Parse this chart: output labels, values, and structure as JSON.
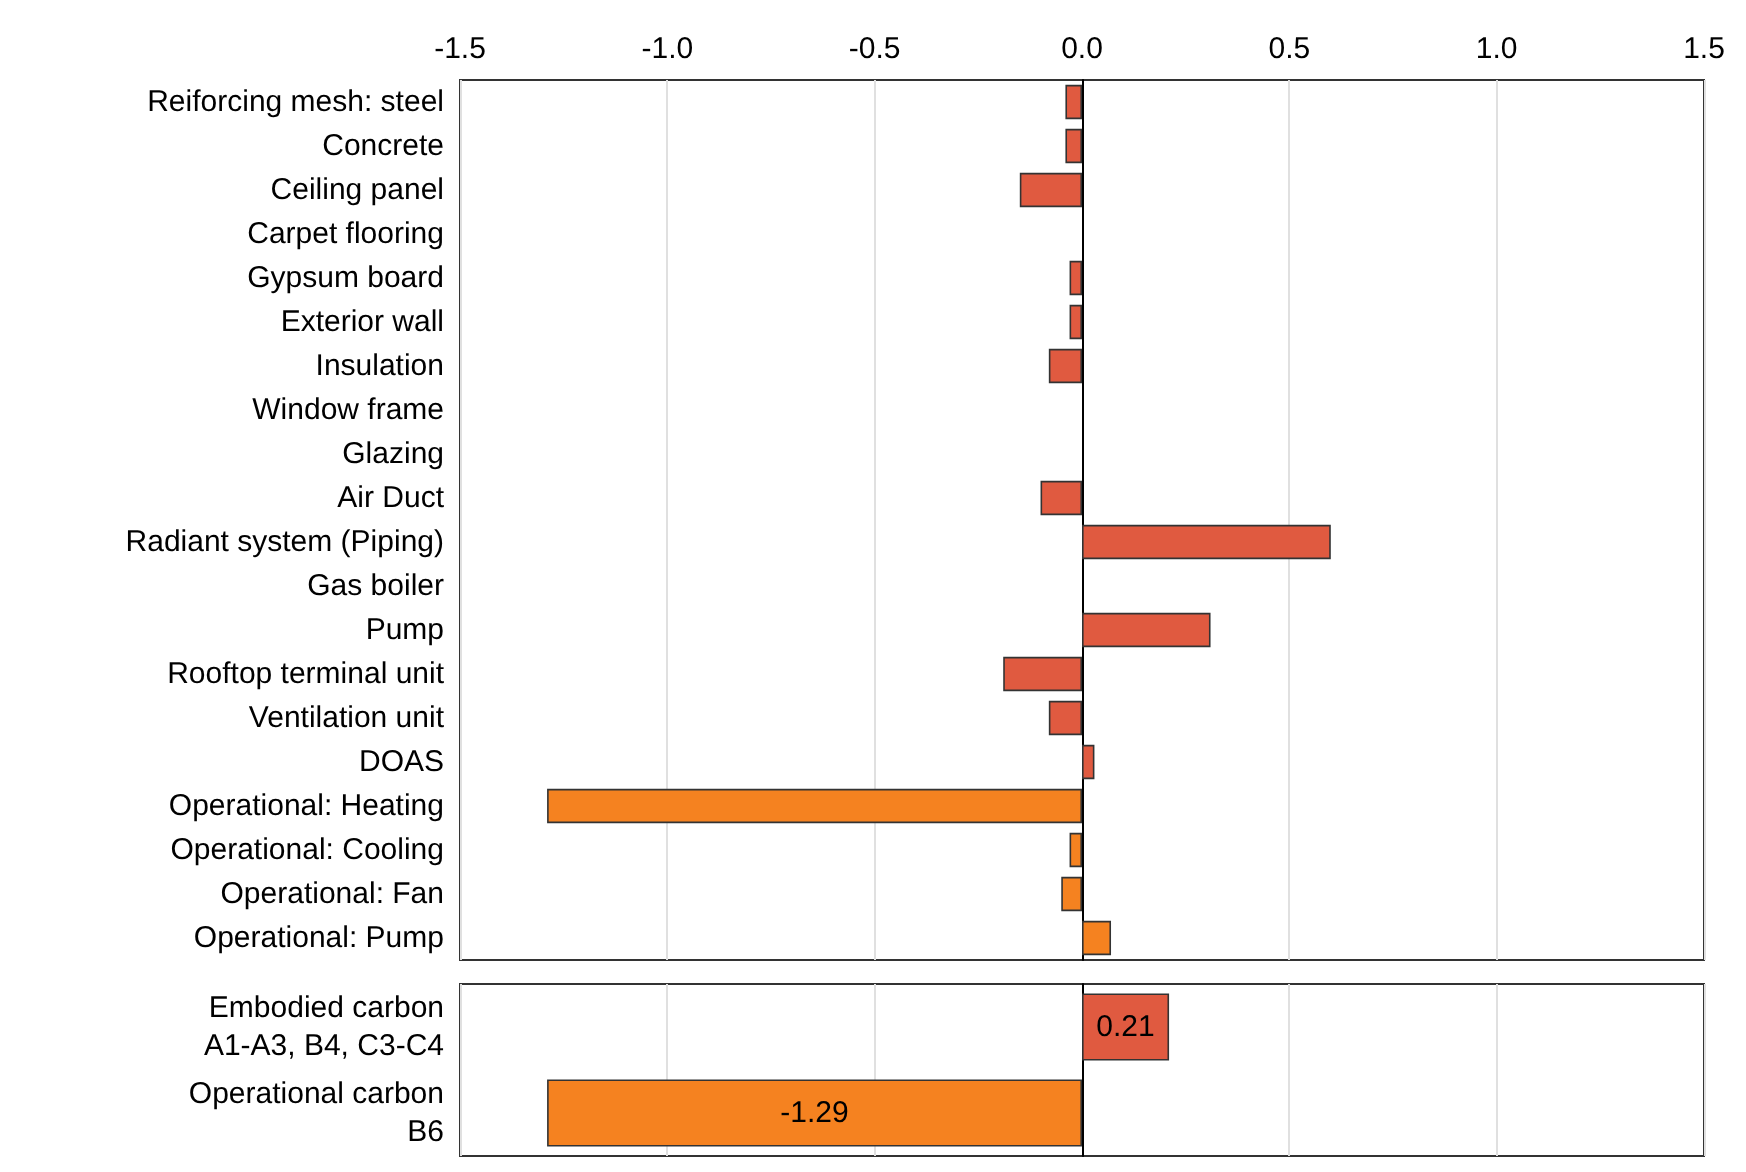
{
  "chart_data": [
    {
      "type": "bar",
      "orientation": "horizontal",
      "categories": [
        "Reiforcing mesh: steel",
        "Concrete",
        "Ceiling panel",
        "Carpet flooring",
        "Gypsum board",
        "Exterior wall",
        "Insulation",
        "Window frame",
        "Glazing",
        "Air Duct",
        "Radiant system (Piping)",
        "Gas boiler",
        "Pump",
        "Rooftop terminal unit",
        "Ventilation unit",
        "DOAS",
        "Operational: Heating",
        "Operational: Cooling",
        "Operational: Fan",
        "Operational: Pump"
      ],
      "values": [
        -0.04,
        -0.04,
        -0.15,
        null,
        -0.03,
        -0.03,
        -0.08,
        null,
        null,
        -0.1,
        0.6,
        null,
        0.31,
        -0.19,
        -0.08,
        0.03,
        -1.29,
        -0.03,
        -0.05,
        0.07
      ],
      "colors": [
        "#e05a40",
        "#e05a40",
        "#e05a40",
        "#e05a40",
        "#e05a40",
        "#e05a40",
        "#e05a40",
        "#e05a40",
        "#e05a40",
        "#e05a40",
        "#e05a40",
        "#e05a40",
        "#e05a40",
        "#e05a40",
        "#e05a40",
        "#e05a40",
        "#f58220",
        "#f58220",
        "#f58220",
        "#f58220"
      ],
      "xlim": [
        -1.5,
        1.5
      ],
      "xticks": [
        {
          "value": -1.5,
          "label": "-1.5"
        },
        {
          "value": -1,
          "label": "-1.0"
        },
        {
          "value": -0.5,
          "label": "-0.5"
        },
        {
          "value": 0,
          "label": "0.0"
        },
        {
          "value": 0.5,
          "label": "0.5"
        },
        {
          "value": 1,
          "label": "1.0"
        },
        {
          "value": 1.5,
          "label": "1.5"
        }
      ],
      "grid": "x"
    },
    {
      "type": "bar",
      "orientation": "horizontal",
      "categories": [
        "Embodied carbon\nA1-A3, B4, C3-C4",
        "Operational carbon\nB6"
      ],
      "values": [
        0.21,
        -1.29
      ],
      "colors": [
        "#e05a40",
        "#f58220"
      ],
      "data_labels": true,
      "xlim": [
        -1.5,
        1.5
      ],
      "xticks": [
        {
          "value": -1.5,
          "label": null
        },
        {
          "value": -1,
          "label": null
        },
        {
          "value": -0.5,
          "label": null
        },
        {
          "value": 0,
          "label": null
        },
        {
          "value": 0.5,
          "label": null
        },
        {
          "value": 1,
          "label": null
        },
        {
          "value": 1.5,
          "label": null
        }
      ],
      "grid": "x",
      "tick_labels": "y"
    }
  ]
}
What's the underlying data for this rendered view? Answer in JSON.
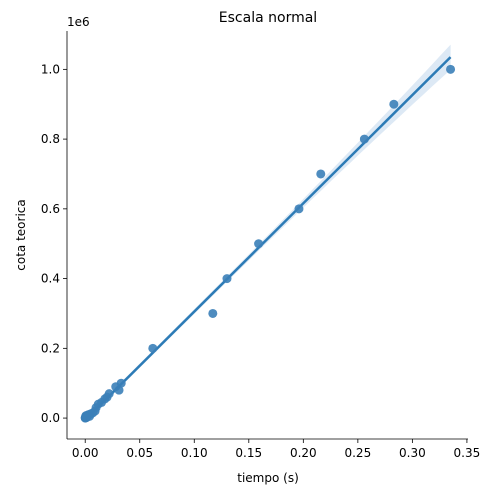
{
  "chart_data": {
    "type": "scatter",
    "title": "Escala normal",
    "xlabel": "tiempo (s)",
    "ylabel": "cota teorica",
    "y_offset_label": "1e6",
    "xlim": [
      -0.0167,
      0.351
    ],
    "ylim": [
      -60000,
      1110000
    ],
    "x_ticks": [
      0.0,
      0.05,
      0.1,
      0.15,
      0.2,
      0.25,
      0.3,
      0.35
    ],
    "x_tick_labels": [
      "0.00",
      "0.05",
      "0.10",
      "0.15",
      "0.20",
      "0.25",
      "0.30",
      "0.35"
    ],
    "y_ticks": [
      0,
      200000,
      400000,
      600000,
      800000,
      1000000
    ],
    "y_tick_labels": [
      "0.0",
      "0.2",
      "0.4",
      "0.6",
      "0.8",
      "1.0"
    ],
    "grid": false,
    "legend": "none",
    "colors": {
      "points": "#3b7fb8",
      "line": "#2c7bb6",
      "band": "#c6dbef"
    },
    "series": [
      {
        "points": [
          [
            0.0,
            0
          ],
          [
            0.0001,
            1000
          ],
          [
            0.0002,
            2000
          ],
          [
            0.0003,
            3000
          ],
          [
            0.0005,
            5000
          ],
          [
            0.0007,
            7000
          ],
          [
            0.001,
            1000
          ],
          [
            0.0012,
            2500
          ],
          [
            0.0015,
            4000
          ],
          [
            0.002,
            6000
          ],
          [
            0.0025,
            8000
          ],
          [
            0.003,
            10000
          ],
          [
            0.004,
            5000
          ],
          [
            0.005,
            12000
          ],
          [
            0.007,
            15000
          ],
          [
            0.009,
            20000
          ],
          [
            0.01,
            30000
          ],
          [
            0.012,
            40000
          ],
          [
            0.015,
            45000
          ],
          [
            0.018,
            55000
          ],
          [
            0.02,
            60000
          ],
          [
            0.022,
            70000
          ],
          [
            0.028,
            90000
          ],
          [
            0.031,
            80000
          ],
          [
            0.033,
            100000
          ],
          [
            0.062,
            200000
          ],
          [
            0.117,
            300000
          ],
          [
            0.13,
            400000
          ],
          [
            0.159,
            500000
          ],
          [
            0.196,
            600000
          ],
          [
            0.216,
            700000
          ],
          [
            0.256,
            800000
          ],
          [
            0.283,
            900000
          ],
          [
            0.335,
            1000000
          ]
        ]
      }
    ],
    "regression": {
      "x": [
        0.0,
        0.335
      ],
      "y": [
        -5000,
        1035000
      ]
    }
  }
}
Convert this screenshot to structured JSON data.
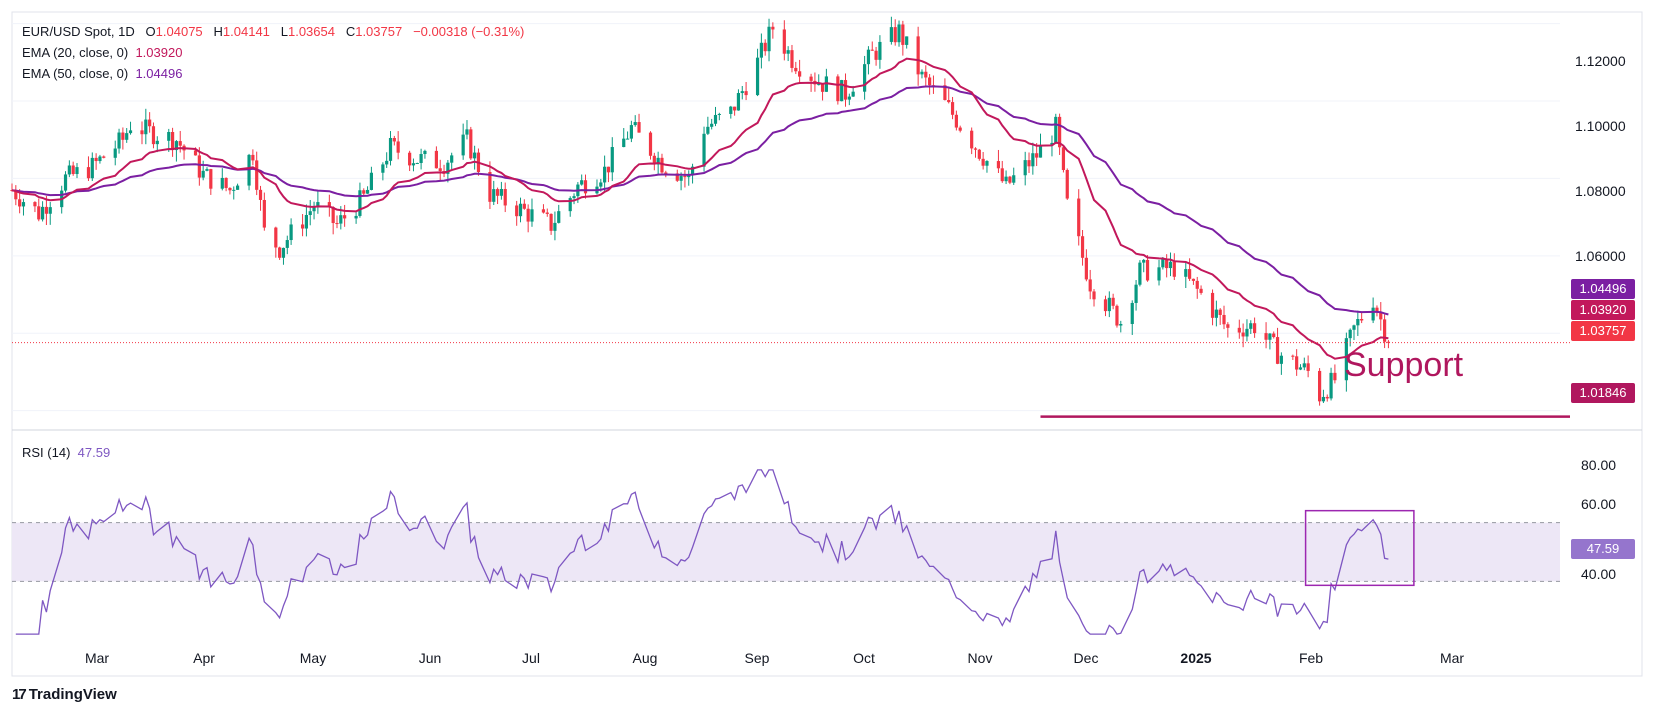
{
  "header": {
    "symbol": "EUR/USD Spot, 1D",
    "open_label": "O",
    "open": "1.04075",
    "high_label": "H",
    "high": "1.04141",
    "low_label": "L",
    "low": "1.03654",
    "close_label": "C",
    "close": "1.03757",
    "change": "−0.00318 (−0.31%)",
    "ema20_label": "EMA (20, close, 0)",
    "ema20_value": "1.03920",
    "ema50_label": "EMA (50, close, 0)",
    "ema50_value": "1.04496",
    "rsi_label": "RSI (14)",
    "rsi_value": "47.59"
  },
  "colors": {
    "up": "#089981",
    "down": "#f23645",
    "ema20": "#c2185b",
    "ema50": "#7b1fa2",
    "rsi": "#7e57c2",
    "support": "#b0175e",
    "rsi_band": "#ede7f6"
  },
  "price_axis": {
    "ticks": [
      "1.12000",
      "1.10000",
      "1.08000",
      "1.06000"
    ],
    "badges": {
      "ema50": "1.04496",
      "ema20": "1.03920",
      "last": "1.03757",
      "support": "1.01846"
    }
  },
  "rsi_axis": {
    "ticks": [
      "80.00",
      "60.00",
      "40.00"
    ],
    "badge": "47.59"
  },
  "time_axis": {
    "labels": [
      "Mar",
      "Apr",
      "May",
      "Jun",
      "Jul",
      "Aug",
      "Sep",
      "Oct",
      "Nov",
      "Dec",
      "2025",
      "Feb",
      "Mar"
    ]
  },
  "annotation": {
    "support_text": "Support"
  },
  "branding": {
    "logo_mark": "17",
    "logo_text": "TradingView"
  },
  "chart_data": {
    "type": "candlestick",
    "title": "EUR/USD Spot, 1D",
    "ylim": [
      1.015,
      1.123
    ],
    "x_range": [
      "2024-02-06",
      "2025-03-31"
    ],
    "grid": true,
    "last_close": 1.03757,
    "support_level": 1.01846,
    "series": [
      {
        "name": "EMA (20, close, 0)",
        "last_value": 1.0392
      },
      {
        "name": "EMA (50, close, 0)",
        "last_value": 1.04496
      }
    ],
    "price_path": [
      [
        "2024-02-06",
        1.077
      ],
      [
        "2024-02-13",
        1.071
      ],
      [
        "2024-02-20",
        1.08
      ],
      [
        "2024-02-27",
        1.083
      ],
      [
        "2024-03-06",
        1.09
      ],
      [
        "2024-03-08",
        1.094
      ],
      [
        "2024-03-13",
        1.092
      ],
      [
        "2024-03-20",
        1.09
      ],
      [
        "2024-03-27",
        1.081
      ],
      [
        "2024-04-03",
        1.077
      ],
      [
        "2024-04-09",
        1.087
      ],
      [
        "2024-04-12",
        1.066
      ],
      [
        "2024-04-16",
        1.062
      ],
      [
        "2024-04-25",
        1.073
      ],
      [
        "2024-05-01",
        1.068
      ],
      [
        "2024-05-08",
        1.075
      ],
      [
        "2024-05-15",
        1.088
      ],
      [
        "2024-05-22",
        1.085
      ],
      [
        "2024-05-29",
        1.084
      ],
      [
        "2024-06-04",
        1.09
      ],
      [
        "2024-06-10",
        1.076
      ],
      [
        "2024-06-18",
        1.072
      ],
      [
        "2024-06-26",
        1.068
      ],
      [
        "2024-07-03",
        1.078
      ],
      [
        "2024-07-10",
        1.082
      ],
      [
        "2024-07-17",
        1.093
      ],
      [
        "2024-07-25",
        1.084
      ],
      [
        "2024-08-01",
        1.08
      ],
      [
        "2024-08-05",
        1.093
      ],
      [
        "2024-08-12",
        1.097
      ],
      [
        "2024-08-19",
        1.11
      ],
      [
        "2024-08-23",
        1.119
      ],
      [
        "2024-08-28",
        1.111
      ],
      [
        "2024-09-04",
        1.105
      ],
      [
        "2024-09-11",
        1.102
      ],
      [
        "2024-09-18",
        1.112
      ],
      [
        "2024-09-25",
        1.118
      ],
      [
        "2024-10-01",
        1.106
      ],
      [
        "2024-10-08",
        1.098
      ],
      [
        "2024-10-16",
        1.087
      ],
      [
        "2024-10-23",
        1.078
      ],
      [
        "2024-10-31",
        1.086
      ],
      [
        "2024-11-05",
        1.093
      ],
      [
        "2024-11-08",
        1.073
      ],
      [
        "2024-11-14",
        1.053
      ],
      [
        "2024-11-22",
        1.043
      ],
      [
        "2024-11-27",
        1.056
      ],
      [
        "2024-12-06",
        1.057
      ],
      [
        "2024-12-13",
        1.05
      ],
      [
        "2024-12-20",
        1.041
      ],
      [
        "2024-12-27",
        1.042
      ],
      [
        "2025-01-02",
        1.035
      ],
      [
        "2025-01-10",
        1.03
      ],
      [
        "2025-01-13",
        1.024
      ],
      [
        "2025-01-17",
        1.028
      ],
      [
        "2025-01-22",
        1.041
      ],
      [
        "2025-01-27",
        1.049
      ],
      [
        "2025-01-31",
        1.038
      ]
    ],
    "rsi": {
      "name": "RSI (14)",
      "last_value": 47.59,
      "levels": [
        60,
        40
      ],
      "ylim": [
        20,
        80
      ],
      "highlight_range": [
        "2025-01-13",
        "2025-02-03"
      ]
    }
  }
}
━━━━
- _REQUIREMENTS_
State the number of lines in these entries that include the string "JSON". Provide nothing beyond that number.

- _PROBLEM SOLUTION_
3